Your instructions: Extract all of the entries and give them again, word for word.

Material for this exercise:
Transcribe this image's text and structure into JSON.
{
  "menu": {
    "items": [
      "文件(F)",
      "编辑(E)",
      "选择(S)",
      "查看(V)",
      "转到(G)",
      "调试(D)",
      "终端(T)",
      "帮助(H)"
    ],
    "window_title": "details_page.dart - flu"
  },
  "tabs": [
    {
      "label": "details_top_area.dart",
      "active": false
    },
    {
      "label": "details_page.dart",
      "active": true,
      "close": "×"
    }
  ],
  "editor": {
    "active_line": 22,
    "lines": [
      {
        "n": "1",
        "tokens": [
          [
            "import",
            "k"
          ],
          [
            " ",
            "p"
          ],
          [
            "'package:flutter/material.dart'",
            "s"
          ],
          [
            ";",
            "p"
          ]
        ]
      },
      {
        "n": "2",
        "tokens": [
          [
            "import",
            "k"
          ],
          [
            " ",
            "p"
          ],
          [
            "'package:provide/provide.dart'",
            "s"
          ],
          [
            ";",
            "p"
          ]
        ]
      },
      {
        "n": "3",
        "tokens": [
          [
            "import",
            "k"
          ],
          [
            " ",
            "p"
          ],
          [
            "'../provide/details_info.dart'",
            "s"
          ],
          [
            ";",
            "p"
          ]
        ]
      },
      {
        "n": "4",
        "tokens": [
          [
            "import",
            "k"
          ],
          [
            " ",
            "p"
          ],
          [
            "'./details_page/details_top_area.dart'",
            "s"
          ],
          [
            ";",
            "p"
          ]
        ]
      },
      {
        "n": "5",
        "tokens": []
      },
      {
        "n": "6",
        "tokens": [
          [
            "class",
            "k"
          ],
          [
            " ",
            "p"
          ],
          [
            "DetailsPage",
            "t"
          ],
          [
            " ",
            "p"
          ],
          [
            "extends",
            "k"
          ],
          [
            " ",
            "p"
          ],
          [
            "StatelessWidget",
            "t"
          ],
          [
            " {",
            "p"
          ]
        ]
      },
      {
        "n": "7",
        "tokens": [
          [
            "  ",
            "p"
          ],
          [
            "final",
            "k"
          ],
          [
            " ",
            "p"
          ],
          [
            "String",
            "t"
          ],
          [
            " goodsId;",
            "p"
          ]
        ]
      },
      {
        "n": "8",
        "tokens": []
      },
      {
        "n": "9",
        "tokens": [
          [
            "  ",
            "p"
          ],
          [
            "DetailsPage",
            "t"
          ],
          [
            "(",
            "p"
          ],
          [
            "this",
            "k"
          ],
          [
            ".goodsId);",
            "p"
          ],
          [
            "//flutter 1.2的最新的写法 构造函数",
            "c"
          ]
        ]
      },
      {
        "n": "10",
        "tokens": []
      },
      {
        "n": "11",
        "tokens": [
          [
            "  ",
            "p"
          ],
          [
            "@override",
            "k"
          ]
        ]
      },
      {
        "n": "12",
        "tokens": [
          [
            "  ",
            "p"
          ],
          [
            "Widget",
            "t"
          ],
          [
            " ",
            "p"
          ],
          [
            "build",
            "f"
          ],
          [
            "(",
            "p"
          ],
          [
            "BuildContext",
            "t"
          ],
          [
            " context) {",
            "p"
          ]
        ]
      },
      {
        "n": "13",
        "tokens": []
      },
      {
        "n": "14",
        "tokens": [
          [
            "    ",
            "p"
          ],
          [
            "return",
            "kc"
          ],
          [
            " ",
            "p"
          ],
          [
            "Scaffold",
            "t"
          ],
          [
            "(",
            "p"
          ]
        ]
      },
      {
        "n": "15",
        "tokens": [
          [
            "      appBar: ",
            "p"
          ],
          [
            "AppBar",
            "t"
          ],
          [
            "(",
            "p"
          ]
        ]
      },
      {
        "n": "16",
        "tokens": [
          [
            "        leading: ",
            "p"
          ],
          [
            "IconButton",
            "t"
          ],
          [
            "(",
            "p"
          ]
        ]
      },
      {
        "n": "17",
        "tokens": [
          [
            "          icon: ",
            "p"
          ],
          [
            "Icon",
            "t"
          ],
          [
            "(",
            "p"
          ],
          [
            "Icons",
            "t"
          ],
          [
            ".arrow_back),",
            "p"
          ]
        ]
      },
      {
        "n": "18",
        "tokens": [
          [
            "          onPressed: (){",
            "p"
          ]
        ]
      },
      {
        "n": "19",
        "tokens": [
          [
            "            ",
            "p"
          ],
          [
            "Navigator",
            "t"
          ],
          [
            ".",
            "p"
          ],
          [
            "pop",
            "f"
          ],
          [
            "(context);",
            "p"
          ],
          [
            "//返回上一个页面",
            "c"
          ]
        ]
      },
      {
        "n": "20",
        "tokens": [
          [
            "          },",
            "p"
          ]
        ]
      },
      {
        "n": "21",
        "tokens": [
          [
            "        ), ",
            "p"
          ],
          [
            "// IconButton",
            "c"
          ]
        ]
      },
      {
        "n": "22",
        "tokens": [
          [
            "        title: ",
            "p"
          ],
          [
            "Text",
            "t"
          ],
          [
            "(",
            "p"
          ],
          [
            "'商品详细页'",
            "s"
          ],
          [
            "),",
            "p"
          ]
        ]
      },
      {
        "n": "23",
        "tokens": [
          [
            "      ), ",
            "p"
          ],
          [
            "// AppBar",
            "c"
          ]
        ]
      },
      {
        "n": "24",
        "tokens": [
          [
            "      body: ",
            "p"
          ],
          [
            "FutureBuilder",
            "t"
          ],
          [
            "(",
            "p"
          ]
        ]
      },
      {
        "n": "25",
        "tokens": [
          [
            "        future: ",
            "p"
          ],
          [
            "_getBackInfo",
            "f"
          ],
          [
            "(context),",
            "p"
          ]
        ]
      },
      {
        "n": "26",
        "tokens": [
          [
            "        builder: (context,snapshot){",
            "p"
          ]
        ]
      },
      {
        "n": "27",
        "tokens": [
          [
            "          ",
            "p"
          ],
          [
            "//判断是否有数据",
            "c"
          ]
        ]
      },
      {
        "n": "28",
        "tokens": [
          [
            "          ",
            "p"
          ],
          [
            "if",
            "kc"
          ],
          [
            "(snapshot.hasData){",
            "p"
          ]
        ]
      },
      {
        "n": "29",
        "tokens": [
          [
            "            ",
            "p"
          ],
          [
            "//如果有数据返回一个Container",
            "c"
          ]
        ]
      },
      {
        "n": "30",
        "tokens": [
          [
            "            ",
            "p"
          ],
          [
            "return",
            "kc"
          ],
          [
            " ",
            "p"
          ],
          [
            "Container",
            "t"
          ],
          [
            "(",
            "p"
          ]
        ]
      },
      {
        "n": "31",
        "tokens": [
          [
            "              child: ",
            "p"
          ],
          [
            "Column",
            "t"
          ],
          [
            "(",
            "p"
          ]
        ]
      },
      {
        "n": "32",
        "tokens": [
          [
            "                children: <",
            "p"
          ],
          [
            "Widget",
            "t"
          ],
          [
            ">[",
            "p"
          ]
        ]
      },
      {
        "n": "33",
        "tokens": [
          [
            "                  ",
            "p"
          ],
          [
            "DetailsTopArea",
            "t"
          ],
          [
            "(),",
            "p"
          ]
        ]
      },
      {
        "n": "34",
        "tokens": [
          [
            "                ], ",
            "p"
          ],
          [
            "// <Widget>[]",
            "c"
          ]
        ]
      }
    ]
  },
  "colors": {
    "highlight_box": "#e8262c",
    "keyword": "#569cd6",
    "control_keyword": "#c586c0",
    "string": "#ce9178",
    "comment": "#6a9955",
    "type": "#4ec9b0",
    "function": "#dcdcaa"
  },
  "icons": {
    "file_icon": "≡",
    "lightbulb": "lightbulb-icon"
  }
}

Problem solution:
Transcribe this image's text and structure into JSON.
{
  "menu": {
    "items": [
      "文件(F)",
      "编辑(E)",
      "选择(S)",
      "查看(V)",
      "转到(G)",
      "调试(D)",
      "终端(T)",
      "帮助(H)"
    ],
    "window_title": "details_page.dart - flu"
  },
  "tabs": [
    {
      "label": "details_top_area.dart",
      "active": false
    },
    {
      "label": "details_page.dart",
      "active": true,
      "close": "×"
    }
  ],
  "editor": {
    "active_line": 22,
    "lines": [
      {
        "n": "1",
        "tokens": [
          [
            "import",
            "k"
          ],
          [
            " ",
            "p"
          ],
          [
            "'package:flutter/material.dart'",
            "s"
          ],
          [
            ";",
            "p"
          ]
        ]
      },
      {
        "n": "2",
        "tokens": [
          [
            "import",
            "k"
          ],
          [
            " ",
            "p"
          ],
          [
            "'package:provide/provide.dart'",
            "s"
          ],
          [
            ";",
            "p"
          ]
        ]
      },
      {
        "n": "3",
        "tokens": [
          [
            "import",
            "k"
          ],
          [
            " ",
            "p"
          ],
          [
            "'../provide/details_info.dart'",
            "s"
          ],
          [
            ";",
            "p"
          ]
        ]
      },
      {
        "n": "4",
        "tokens": [
          [
            "import",
            "k"
          ],
          [
            " ",
            "p"
          ],
          [
            "'./details_page/details_top_area.dart'",
            "s"
          ],
          [
            ";",
            "p"
          ]
        ]
      },
      {
        "n": "5",
        "tokens": []
      },
      {
        "n": "6",
        "tokens": [
          [
            "class",
            "k"
          ],
          [
            " ",
            "p"
          ],
          [
            "DetailsPage",
            "t"
          ],
          [
            " ",
            "p"
          ],
          [
            "extends",
            "k"
          ],
          [
            " ",
            "p"
          ],
          [
            "StatelessWidget",
            "t"
          ],
          [
            " {",
            "p"
          ]
        ]
      },
      {
        "n": "7",
        "tokens": [
          [
            "  ",
            "p"
          ],
          [
            "final",
            "k"
          ],
          [
            " ",
            "p"
          ],
          [
            "String",
            "t"
          ],
          [
            " goodsId;",
            "p"
          ]
        ]
      },
      {
        "n": "8",
        "tokens": []
      },
      {
        "n": "9",
        "tokens": [
          [
            "  ",
            "p"
          ],
          [
            "DetailsPage",
            "t"
          ],
          [
            "(",
            "p"
          ],
          [
            "this",
            "k"
          ],
          [
            ".goodsId);",
            "p"
          ],
          [
            "//flutter 1.2的最新的写法 构造函数",
            "c"
          ]
        ]
      },
      {
        "n": "10",
        "tokens": []
      },
      {
        "n": "11",
        "tokens": [
          [
            "  ",
            "p"
          ],
          [
            "@override",
            "k"
          ]
        ]
      },
      {
        "n": "12",
        "tokens": [
          [
            "  ",
            "p"
          ],
          [
            "Widget",
            "t"
          ],
          [
            " ",
            "p"
          ],
          [
            "build",
            "f"
          ],
          [
            "(",
            "p"
          ],
          [
            "BuildContext",
            "t"
          ],
          [
            " context) {",
            "p"
          ]
        ]
      },
      {
        "n": "13",
        "tokens": []
      },
      {
        "n": "14",
        "tokens": [
          [
            "    ",
            "p"
          ],
          [
            "return",
            "kc"
          ],
          [
            " ",
            "p"
          ],
          [
            "Scaffold",
            "t"
          ],
          [
            "(",
            "p"
          ]
        ]
      },
      {
        "n": "15",
        "tokens": [
          [
            "      appBar: ",
            "p"
          ],
          [
            "AppBar",
            "t"
          ],
          [
            "(",
            "p"
          ]
        ]
      },
      {
        "n": "16",
        "tokens": [
          [
            "        leading: ",
            "p"
          ],
          [
            "IconButton",
            "t"
          ],
          [
            "(",
            "p"
          ]
        ]
      },
      {
        "n": "17",
        "tokens": [
          [
            "          icon: ",
            "p"
          ],
          [
            "Icon",
            "t"
          ],
          [
            "(",
            "p"
          ],
          [
            "Icons",
            "t"
          ],
          [
            ".arrow_back),",
            "p"
          ]
        ]
      },
      {
        "n": "18",
        "tokens": [
          [
            "          onPressed: (){",
            "p"
          ]
        ]
      },
      {
        "n": "19",
        "tokens": [
          [
            "            ",
            "p"
          ],
          [
            "Navigator",
            "t"
          ],
          [
            ".",
            "p"
          ],
          [
            "pop",
            "f"
          ],
          [
            "(context);",
            "p"
          ],
          [
            "//返回上一个页面",
            "c"
          ]
        ]
      },
      {
        "n": "20",
        "tokens": [
          [
            "          },",
            "p"
          ]
        ]
      },
      {
        "n": "21",
        "tokens": [
          [
            "        ), ",
            "p"
          ],
          [
            "// IconButton",
            "c"
          ]
        ]
      },
      {
        "n": "22",
        "tokens": [
          [
            "        title: ",
            "p"
          ],
          [
            "Text",
            "t"
          ],
          [
            "(",
            "p"
          ],
          [
            "'商品详细页'",
            "s"
          ],
          [
            "),",
            "p"
          ]
        ]
      },
      {
        "n": "23",
        "tokens": [
          [
            "      ), ",
            "p"
          ],
          [
            "// AppBar",
            "c"
          ]
        ]
      },
      {
        "n": "24",
        "tokens": [
          [
            "      body: ",
            "p"
          ],
          [
            "FutureBuilder",
            "t"
          ],
          [
            "(",
            "p"
          ]
        ]
      },
      {
        "n": "25",
        "tokens": [
          [
            "        future: ",
            "p"
          ],
          [
            "_getBackInfo",
            "f"
          ],
          [
            "(context),",
            "p"
          ]
        ]
      },
      {
        "n": "26",
        "tokens": [
          [
            "        builder: (context,snapshot){",
            "p"
          ]
        ]
      },
      {
        "n": "27",
        "tokens": [
          [
            "          ",
            "p"
          ],
          [
            "//判断是否有数据",
            "c"
          ]
        ]
      },
      {
        "n": "28",
        "tokens": [
          [
            "          ",
            "p"
          ],
          [
            "if",
            "kc"
          ],
          [
            "(snapshot.hasData){",
            "p"
          ]
        ]
      },
      {
        "n": "29",
        "tokens": [
          [
            "            ",
            "p"
          ],
          [
            "//如果有数据返回一个Container",
            "c"
          ]
        ]
      },
      {
        "n": "30",
        "tokens": [
          [
            "            ",
            "p"
          ],
          [
            "return",
            "kc"
          ],
          [
            " ",
            "p"
          ],
          [
            "Container",
            "t"
          ],
          [
            "(",
            "p"
          ]
        ]
      },
      {
        "n": "31",
        "tokens": [
          [
            "              child: ",
            "p"
          ],
          [
            "Column",
            "t"
          ],
          [
            "(",
            "p"
          ]
        ]
      },
      {
        "n": "32",
        "tokens": [
          [
            "                children: <",
            "p"
          ],
          [
            "Widget",
            "t"
          ],
          [
            ">[",
            "p"
          ]
        ]
      },
      {
        "n": "33",
        "tokens": [
          [
            "                  ",
            "p"
          ],
          [
            "DetailsTopArea",
            "t"
          ],
          [
            "(),",
            "p"
          ]
        ]
      },
      {
        "n": "34",
        "tokens": [
          [
            "                ], ",
            "p"
          ],
          [
            "// <Widget>[]",
            "c"
          ]
        ]
      }
    ]
  },
  "colors": {
    "highlight_box": "#e8262c",
    "keyword": "#569cd6",
    "control_keyword": "#c586c0",
    "string": "#ce9178",
    "comment": "#6a9955",
    "type": "#4ec9b0",
    "function": "#dcdcaa"
  },
  "icons": {
    "file_icon": "≡",
    "lightbulb": "lightbulb-icon"
  }
}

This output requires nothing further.